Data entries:
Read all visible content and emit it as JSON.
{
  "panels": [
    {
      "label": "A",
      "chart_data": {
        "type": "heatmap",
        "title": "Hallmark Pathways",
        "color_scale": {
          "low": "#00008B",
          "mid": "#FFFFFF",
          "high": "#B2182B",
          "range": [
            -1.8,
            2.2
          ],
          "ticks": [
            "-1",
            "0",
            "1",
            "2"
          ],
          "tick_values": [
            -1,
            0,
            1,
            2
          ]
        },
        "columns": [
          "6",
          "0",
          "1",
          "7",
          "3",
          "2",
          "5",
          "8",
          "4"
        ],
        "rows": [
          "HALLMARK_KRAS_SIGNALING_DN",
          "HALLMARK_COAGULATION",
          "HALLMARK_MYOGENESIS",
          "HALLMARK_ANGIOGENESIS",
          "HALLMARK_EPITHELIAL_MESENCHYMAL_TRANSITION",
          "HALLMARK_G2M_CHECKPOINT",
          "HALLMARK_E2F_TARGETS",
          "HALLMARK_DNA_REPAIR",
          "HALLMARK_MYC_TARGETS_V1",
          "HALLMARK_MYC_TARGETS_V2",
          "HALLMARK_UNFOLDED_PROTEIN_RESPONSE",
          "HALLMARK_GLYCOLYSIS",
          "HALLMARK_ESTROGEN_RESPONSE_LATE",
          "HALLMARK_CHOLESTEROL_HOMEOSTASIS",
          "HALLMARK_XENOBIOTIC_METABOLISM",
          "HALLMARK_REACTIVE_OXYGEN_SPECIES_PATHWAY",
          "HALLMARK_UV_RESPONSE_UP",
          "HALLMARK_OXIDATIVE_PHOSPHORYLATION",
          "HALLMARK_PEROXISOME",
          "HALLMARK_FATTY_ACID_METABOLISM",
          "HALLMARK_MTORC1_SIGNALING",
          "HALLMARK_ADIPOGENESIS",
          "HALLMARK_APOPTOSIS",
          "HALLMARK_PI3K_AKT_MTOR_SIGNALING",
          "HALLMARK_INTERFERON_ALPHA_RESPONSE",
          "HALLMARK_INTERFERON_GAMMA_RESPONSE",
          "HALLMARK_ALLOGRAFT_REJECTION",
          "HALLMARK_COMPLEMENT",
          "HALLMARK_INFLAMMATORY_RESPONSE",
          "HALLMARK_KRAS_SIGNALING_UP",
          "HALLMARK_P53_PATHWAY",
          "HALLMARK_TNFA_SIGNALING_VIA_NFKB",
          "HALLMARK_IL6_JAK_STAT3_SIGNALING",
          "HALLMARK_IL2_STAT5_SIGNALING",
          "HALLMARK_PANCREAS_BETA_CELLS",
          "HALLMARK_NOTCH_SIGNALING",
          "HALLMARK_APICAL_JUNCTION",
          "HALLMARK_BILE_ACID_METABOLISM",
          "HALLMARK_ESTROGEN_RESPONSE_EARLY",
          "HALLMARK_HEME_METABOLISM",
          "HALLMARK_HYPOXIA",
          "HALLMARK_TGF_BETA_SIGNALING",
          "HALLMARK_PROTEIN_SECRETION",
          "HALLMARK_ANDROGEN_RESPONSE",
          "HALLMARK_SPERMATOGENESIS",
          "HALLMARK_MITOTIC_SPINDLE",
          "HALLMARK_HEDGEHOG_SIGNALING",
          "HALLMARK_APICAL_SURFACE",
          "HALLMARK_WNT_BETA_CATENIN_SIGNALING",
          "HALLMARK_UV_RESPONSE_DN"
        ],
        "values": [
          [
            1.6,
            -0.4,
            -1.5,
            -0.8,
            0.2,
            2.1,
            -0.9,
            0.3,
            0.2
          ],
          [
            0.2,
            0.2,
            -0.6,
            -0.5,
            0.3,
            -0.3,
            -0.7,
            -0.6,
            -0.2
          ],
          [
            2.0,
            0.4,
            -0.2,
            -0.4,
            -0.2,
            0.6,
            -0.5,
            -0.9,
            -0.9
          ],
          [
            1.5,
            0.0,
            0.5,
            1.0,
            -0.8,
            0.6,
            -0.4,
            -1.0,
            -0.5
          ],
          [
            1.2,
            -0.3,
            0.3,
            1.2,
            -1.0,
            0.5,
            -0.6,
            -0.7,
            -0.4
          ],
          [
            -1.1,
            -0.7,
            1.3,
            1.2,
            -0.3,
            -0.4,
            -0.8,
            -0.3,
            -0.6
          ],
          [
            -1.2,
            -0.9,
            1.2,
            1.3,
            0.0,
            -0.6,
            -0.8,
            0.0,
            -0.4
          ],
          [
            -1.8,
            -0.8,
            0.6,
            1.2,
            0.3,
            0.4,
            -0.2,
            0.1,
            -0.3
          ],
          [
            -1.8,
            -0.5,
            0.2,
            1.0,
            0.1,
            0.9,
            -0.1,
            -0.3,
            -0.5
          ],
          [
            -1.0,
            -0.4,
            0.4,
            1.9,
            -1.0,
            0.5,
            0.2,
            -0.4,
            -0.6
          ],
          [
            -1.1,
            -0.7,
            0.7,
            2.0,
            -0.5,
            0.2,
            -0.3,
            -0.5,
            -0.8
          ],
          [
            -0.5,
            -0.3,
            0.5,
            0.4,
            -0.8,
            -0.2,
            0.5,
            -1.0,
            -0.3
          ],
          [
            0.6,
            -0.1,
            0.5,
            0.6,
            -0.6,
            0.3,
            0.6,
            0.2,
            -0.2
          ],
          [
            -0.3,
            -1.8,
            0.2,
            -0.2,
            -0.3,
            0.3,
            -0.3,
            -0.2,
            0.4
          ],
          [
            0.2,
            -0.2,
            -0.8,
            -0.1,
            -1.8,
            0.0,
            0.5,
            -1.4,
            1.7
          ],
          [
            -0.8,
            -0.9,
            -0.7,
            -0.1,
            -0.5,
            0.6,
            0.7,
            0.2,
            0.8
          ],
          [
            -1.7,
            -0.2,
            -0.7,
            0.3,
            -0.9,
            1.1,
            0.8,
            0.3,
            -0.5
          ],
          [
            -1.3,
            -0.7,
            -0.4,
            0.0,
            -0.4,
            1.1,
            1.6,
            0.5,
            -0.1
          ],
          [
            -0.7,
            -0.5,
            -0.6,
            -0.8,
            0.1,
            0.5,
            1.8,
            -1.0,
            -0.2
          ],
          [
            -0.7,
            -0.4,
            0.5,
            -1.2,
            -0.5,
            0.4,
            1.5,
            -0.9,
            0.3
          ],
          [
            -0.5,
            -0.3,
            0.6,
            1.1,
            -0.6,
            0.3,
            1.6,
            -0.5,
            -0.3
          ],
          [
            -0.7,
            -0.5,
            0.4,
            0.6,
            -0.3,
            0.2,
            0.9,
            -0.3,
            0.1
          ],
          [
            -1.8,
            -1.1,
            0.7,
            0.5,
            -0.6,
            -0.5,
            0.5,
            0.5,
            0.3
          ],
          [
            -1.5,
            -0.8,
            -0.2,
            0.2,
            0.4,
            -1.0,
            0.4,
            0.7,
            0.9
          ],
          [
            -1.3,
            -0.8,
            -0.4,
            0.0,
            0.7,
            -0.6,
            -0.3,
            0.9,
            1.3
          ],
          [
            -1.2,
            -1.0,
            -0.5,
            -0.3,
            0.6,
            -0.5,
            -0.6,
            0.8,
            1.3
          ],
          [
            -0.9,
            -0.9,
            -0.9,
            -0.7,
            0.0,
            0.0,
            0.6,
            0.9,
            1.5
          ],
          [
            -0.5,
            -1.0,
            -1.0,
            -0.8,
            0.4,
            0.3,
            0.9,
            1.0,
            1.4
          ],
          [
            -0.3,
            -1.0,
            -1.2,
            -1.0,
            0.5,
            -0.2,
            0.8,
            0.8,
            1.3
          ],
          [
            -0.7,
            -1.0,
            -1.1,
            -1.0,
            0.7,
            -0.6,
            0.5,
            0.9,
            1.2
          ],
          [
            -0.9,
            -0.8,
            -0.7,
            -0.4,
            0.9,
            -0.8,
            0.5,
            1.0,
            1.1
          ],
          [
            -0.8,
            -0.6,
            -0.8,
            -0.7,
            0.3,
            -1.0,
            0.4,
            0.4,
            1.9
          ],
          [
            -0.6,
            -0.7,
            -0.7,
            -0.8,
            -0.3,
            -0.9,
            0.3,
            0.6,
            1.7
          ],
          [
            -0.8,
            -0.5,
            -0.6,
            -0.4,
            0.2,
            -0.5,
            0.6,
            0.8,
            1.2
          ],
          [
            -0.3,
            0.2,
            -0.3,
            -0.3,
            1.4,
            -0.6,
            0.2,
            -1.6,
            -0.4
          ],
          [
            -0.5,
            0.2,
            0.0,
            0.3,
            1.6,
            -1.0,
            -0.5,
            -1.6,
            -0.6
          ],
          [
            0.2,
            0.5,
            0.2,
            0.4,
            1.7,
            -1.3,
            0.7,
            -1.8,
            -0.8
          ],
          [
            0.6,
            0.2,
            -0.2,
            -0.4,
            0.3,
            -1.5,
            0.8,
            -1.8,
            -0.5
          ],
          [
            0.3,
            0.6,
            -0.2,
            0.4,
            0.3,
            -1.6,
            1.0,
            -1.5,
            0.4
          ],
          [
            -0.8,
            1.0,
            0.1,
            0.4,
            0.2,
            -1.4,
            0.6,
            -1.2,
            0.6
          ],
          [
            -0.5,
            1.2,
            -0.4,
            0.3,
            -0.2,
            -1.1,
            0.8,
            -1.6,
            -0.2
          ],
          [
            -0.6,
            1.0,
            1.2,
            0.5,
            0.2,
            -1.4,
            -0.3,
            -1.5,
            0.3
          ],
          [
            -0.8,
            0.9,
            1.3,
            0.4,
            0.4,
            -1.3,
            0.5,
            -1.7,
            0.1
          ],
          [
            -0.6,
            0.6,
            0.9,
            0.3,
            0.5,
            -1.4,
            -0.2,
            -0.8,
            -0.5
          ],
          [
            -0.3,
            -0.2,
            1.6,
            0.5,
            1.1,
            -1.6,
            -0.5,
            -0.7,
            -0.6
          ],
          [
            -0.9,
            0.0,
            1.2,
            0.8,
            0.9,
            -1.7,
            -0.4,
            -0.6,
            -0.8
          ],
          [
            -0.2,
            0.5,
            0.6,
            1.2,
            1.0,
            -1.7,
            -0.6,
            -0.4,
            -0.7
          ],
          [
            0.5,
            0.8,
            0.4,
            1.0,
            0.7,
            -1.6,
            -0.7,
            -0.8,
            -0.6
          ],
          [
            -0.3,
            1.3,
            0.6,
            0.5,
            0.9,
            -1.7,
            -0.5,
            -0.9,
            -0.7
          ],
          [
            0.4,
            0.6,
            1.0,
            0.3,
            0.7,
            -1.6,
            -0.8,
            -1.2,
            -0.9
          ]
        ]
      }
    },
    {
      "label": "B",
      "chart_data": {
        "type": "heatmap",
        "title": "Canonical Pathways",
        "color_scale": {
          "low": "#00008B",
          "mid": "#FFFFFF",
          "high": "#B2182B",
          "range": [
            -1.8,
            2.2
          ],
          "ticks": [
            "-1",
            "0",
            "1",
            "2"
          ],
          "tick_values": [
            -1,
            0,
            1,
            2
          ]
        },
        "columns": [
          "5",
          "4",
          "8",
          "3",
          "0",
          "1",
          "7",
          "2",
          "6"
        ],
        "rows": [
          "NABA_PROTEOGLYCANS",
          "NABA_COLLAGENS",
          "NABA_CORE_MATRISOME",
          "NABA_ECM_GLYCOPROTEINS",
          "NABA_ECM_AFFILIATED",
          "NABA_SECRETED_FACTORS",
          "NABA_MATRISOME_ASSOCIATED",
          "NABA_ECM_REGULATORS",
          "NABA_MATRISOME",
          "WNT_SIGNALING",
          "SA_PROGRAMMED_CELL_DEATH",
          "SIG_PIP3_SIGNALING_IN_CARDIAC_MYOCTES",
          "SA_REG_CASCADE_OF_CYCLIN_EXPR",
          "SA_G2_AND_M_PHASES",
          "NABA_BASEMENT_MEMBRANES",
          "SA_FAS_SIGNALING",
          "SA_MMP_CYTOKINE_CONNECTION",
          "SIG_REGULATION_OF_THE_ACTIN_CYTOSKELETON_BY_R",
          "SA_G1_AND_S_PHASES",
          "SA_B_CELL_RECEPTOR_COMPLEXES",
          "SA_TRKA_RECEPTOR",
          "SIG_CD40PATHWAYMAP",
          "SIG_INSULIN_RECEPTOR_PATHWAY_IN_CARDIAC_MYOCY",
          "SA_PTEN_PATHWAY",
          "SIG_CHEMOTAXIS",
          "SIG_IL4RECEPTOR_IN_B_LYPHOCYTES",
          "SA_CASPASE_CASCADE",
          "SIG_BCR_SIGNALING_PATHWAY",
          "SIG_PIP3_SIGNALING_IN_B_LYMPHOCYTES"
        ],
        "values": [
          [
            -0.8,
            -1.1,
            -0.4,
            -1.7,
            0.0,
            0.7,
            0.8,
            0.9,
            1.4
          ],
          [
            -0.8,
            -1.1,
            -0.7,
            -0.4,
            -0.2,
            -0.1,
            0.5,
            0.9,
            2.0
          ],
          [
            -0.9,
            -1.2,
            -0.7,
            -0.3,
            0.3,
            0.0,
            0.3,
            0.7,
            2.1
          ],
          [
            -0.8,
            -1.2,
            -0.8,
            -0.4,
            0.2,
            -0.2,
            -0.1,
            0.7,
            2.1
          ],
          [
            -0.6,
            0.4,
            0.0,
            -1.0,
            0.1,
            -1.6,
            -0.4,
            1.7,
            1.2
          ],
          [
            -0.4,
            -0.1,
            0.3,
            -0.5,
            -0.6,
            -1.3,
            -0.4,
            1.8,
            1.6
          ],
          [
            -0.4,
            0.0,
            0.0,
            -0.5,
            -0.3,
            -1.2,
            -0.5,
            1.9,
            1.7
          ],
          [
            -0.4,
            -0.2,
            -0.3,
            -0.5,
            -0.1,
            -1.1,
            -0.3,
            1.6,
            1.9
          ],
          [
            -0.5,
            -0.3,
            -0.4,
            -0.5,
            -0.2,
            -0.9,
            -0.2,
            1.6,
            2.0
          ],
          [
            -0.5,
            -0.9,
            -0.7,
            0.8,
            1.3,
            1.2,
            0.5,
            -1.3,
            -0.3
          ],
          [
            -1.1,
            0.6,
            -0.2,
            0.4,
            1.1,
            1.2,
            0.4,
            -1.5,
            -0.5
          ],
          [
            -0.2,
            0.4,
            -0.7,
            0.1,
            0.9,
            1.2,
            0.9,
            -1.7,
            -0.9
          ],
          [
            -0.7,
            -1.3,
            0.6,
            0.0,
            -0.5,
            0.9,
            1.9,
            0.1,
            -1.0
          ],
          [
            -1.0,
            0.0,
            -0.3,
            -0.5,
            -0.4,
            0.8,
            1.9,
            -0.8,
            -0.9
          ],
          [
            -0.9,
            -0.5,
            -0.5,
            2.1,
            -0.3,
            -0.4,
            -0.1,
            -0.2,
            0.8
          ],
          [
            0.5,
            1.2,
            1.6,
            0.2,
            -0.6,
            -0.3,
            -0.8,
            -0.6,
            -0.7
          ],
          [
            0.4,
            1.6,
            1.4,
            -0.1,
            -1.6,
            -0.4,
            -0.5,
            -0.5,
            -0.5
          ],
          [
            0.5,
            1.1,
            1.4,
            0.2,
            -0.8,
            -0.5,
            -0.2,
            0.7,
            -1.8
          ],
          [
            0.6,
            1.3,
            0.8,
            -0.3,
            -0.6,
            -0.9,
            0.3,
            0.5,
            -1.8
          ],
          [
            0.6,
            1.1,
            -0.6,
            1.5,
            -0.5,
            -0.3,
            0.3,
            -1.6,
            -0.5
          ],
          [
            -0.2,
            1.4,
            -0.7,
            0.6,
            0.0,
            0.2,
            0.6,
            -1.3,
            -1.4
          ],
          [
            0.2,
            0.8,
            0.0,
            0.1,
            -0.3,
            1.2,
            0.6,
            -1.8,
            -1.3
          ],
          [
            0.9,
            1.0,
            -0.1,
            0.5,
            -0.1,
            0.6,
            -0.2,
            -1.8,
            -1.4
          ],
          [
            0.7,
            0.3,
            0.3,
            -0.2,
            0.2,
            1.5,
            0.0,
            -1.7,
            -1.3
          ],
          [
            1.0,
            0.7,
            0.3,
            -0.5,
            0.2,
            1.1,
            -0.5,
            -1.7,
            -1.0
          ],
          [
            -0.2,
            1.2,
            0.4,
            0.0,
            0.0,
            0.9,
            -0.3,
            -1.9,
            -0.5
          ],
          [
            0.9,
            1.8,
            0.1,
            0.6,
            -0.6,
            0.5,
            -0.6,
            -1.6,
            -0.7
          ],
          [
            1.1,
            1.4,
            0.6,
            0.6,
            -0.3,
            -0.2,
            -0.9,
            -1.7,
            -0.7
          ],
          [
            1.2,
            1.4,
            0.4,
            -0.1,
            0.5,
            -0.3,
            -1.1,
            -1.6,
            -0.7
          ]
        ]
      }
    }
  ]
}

Work required: Please copy every line of the records above in which "Pathways" appears.

Response box:
        "title": "Hallmark Pathways",
        "title": "Canonical Pathways",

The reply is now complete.